Copy out all of the material, matching it word for word.

──────

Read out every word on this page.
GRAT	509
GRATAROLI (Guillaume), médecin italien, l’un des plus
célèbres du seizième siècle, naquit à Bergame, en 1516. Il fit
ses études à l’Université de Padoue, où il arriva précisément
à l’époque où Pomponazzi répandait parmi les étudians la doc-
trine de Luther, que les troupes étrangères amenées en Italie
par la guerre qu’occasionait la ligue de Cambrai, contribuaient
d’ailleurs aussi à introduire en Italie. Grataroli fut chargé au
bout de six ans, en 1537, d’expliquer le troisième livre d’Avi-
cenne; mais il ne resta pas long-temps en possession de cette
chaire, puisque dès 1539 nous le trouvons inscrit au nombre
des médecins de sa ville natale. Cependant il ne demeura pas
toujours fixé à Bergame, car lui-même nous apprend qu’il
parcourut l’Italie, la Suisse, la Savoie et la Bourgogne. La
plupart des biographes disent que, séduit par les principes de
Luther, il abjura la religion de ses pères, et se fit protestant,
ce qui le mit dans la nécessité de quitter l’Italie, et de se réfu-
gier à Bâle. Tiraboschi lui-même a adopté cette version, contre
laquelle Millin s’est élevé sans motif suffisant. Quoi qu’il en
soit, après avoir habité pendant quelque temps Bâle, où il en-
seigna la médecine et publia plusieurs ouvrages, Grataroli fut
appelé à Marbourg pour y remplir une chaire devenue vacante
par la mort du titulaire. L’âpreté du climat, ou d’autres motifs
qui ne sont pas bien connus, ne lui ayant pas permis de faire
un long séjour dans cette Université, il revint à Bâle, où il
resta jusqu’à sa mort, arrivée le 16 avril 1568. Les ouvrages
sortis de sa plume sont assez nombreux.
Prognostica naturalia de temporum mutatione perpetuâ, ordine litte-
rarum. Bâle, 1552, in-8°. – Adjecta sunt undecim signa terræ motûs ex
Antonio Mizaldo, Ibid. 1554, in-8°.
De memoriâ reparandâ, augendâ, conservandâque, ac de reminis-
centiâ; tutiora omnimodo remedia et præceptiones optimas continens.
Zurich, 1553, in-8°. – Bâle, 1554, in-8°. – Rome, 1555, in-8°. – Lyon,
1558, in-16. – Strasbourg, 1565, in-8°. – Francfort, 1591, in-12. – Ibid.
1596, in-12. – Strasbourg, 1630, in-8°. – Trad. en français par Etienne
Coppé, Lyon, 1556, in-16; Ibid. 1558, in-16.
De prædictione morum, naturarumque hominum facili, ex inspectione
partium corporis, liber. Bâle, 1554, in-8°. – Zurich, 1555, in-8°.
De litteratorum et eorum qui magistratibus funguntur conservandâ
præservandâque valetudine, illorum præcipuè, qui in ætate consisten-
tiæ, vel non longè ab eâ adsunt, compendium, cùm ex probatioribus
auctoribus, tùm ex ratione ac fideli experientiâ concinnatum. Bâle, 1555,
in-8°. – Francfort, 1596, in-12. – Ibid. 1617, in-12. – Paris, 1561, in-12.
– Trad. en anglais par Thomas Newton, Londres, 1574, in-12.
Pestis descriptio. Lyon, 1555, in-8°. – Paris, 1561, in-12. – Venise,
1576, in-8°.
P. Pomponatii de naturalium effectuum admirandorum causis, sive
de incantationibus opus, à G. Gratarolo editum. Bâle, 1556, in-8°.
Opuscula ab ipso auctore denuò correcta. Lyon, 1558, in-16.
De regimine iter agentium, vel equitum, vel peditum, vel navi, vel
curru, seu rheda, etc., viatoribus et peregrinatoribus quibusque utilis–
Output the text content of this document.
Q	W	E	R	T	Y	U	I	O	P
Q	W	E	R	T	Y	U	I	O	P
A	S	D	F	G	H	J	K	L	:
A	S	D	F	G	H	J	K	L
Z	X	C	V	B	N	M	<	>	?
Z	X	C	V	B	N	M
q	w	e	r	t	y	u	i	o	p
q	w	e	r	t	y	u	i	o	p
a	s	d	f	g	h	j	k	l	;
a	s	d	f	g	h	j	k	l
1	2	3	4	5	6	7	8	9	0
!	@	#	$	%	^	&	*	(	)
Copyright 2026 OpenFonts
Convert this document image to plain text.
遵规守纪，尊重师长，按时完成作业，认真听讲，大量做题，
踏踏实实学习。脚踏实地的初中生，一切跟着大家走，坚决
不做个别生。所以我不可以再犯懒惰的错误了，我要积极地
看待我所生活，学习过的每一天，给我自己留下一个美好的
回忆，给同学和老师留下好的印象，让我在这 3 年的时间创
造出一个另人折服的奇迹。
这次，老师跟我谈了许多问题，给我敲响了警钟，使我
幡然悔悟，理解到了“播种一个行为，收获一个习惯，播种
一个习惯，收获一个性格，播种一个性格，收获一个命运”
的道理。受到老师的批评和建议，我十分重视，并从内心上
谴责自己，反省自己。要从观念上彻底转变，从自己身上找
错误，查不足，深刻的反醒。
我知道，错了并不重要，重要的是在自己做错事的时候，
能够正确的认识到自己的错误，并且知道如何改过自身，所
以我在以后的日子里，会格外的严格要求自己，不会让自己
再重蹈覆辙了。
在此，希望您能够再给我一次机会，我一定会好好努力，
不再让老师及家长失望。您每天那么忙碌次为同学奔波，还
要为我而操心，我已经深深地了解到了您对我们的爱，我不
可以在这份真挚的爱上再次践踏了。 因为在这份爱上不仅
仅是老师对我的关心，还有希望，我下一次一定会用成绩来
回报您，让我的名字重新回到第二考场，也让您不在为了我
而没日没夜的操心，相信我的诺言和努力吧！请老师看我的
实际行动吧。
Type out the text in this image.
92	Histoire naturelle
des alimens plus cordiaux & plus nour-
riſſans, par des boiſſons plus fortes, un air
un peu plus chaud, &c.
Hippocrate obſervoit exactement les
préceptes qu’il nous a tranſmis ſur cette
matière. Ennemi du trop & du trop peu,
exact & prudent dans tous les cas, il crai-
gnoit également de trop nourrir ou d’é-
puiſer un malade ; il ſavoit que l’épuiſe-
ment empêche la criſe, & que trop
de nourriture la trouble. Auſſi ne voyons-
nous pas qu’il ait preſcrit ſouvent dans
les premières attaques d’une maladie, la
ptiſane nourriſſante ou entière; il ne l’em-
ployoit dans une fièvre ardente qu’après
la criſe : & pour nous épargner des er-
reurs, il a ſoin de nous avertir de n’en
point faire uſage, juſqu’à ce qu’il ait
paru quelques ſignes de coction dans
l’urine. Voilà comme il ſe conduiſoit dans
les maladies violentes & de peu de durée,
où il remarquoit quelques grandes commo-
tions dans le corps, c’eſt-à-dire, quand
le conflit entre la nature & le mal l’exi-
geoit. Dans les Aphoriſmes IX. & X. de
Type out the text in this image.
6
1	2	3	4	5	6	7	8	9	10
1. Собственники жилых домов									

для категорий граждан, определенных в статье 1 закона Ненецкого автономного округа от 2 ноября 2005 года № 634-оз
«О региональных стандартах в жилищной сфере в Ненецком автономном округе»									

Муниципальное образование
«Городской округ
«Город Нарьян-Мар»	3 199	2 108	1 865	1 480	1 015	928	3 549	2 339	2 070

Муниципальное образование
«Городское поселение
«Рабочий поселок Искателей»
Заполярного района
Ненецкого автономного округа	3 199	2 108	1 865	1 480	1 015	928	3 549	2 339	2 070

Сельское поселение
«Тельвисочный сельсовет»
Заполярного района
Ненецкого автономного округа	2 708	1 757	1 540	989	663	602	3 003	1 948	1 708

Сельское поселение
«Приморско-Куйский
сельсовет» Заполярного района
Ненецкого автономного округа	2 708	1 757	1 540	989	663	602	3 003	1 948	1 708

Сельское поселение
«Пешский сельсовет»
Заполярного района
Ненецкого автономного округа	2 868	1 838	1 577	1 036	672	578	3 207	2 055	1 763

──────

- ANSWER BELOW -
Read out every word on this page.
GRAT	509
GRATAROLI (Guillaume), médecin italien, l’un des plus
célèbres du seizième siècle, naquit à Bergame, en 1516. Il fit
ses études à l’Université de Padoue, où il arriva précisément
à l’époque où Pomponazzi répandait parmi les étudians la doc-
trine de Luther, que les troupes étrangères amenées en Italie
par la guerre qu’occasionait la ligue de Cambrai, contribuaient
d’ailleurs aussi à introduire en Italie. Grataroli fut chargé au
bout de six ans, en 1537, d’expliquer le troisième livre d’Avi-
cenne; mais il ne resta pas long-temps en possession de cette
chaire, puisque dès 1539 nous le trouvons inscrit au nombre
des médecins de sa ville natale. Cependant il ne demeura pas
toujours fixé à Bergame, car lui-même nous apprend qu’il
parcourut l’Italie, la Suisse, la Savoie et la Bourgogne. La
plupart des biographes disent que, séduit par les principes de
Luther, il abjura la religion de ses pères, et se fit protestant,
ce qui le mit dans la nécessité de quitter l’Italie, et de se réfu-
gier à Bâle. Tiraboschi lui-même a adopté cette version, contre
laquelle Millin s’est élevé sans motif suffisant. Quoi qu’il en
soit, après avoir habité pendant quelque temps Bâle, où il en-
seigna la médecine et publia plusieurs ouvrages, Grataroli fut
appelé à Marbourg pour y remplir une chaire devenue vacante
par la mort du titulaire. L’âpreté du climat, ou d’autres motifs
qui ne sont pas bien connus, ne lui ayant pas permis de faire
un long séjour dans cette Université, il revint à Bâle, où il
resta jusqu’à sa mort, arrivée le 16 avril 1568. Les ouvrages
sortis de sa plume sont assez nombreux.
Prognostica naturalia de temporum mutatione perpetuâ, ordine litte-
rarum. Bâle, 1552, in-8°. – Adjecta sunt undecim signa terræ motûs ex
Antonio Mizaldo, Ibid. 1554, in-8°.
De memoriâ reparandâ, augendâ, conservandâque, ac de reminis-
centiâ; tutiora omnimodo remedia et præceptiones optimas continens.
Zurich, 1553, in-8°. – Bâle, 1554, in-8°. – Rome, 1555, in-8°. – Lyon,
1558, in-16. – Strasbourg, 1565, in-8°. – Francfort, 1591, in-12. – Ibid.
1596, in-12. – Strasbourg, 1630, in-8°. – Trad. en français par Etienne
Coppé, Lyon, 1556, in-16; Ibid. 1558, in-16.
De prædictione morum, naturarumque hominum facili, ex inspectione
partium corporis, liber. Bâle, 1554, in-8°. – Zurich, 1555, in-8°.
De litteratorum et eorum qui magistratibus funguntur conservandâ
præservandâque valetudine, illorum præcipuè, qui in ætate consisten-
tiæ, vel non longè ab eâ adsunt, compendium, cùm ex probatioribus
auctoribus, tùm ex ratione ac fideli experientiâ concinnatum. Bâle, 1555,
in-8°. – Francfort, 1596, in-12. – Ibid. 1617, in-12. – Paris, 1561, in-12.
– Trad. en anglais par Thomas Newton, Londres, 1574, in-12.
Pestis descriptio. Lyon, 1555, in-8°. – Paris, 1561, in-12. – Venise,
1576, in-8°.
P. Pomponatii de naturalium effectuum admirandorum causis, sive
de incantationibus opus, à G. Gratarolo editum. Bâle, 1556, in-8°.
Opuscula ab ipso auctore denuò correcta. Lyon, 1558, in-16.
De regimine iter agentium, vel equitum, vel peditum, vel navi, vel
curru, seu rheda, etc., viatoribus et peregrinatoribus quibusque utilis–
Output the text content of this document.
Q	W	E	R	T	Y	U	I	O	P
Q	W	E	R	T	Y	U	I	O	P
A	S	D	F	G	H	J	K	L	:
A	S	D	F	G	H	J	K	L
Z	X	C	V	B	N	M	<	>	?
Z	X	C	V	B	N	M
q	w	e	r	t	y	u	i	o	p
q	w	e	r	t	y	u	i	o	p
a	s	d	f	g	h	j	k	l	;
a	s	d	f	g	h	j	k	l
1	2	3	4	5	6	7	8	9	0
!	@	#	$	%	^	&	*	(	)
Copyright 2026 OpenFonts
Convert this document image to plain text.
遵规守纪，尊重师长，按时完成作业，认真听讲，大量做题，
踏踏实实学习。脚踏实地的初中生，一切跟着大家走，坚决
不做个别生。所以我不可以再犯懒惰的错误了，我要积极地
看待我所生活，学习过的每一天，给我自己留下一个美好的
回忆，给同学和老师留下好的印象，让我在这 3 年的时间创
造出一个另人折服的奇迹。
这次，老师跟我谈了许多问题，给我敲响了警钟，使我
幡然悔悟，理解到了“播种一个行为，收获一个习惯，播种
一个习惯，收获一个性格，播种一个性格，收获一个命运”
的道理。受到老师的批评和建议，我十分重视，并从内心上
谴责自己，反省自己。要从观念上彻底转变，从自己身上找
错误，查不足，深刻的反醒。
我知道，错了并不重要，重要的是在自己做错事的时候，
能够正确的认识到自己的错误，并且知道如何改过自身，所
以我在以后的日子里，会格外的严格要求自己，不会让自己
再重蹈覆辙了。
在此，希望您能够再给我一次机会，我一定会好好努力，
不再让老师及家长失望。您每天那么忙碌次为同学奔波，还
要为我而操心，我已经深深地了解到了您对我们的爱，我不
可以在这份真挚的爱上再次践踏了。 因为在这份爱上不仅
仅是老师对我的关心，还有希望，我下一次一定会用成绩来
回报您，让我的名字重新回到第二考场，也让您不在为了我
而没日没夜的操心，相信我的诺言和努力吧！请老师看我的
实际行动吧。
Type out the text in this image.
92	Histoire naturelle
des alimens plus cordiaux & plus nour-
riſſans, par des boiſſons plus fortes, un air
un peu plus chaud, &c.
Hippocrate obſervoit exactement les
préceptes qu’il nous a tranſmis ſur cette
matière. Ennemi du trop & du trop peu,
exact & prudent dans tous les cas, il crai-
gnoit également de trop nourrir ou d’é-
puiſer un malade ; il ſavoit que l’épuiſe-
ment empêche la criſe, & que trop
de nourriture la trouble. Auſſi ne voyons-
nous pas qu’il ait preſcrit ſouvent dans
les premières attaques d’une maladie, la
ptiſane nourriſſante ou entière; il ne l’em-
ployoit dans une fièvre ardente qu’après
la criſe : & pour nous épargner des er-
reurs, il a ſoin de nous avertir de n’en
point faire uſage, juſqu’à ce qu’il ait
paru quelques ſignes de coction dans
l’urine. Voilà comme il ſe conduiſoit dans
les maladies violentes & de peu de durée,
où il remarquoit quelques grandes commo-
tions dans le corps, c’eſt-à-dire, quand
le conflit entre la nature & le mal l’exi-
geoit. Dans les Aphoriſmes IX. & X. de
Type out the text in this image.
6
1	2	3	4	5	6	7	8	9	10
1. Собственники жилых домов									

для категорий граждан, определенных в статье 1 закона Ненецкого автономного округа от 2 ноября 2005 года № 634-оз
«О региональных стандартах в жилищной сфере в Ненецком автономном округе»									

Муниципальное образование
«Городской округ
«Город Нарьян-Мар»	3 199	2 108	1 865	1 480	1 015	928	3 549	2 339	2 070

Муниципальное образование
«Городское поселение
«Рабочий поселок Искателей»
Заполярного района
Ненецкого автономного округа	3 199	2 108	1 865	1 480	1 015	928	3 549	2 339	2 070

Сельское поселение
«Тельвисочный сельсовет»
Заполярного района
Ненецкого автономного округа	2 708	1 757	1 540	989	663	602	3 003	1 948	1 708

Сельское поселение
«Приморско-Куйский
сельсовет» Заполярного района
Ненецкого автономного округа	2 708	1 757	1 540	989	663	602	3 003	1 948	1 708

Сельское поселение
«Пешский сельсовет»
Заполярного района
Ненецкого автономного округа	2 868	1 838	1 577	1 036	672	578	3 207	2 055	1 763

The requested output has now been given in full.